-------- Dataset records

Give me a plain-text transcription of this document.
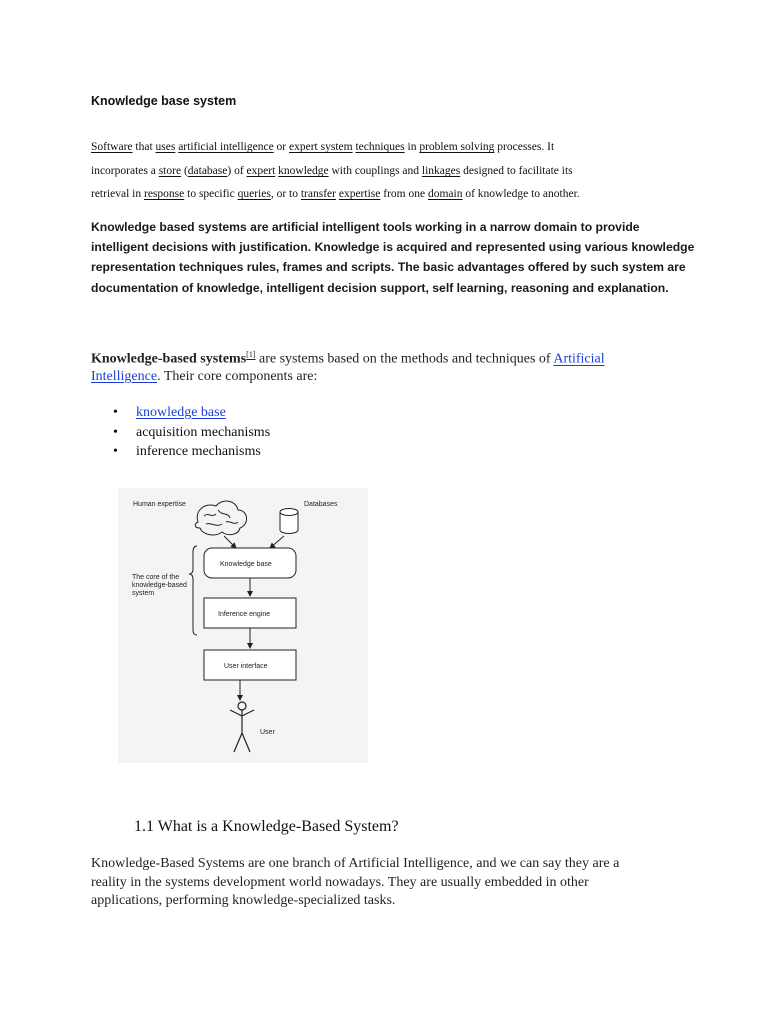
Knowledge base system
Software that uses artificial intelligence or expert system techniques in problem solving processes. It
incorporates a store (database) of expert knowledge with couplings and linkages designed to facilitate its
retrieval in response to specific queries, or to transfer expertise from one domain of knowledge to another.
Knowledge based systems are artificial intelligent tools working in a narrow domain to provide
intelligent decisions with justification. Knowledge is acquired and represented using various knowledge
representation techniques rules, frames and scripts. The basic advantages offered by such system are
documentation of knowledge, intelligent decision support, self learning, reasoning and explanation.
Knowledge-based systems[1] are systems based on the methods and techniques of Artificial
Intelligence. Their core components are:
• knowledge base
• acquisition mechanisms
• inference mechanisms
Human expertise	Databases
The core of the
knowledge-based
system
Knowledge base
Inference engine
User interface
User
1.1 What is a Knowledge-Based System?
Knowledge-Based Systems are one branch of Artificial Intelligence, and we can say they are a
reality in the systems development world nowadays. They are usually embedded in other
applications, performing knowledge-specialized tasks.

----------------

• _What is needed_
Copy out each line of the material that holds the word "core".

• _Reply to the exercise_
Intelligence. Their core components are:
The core of the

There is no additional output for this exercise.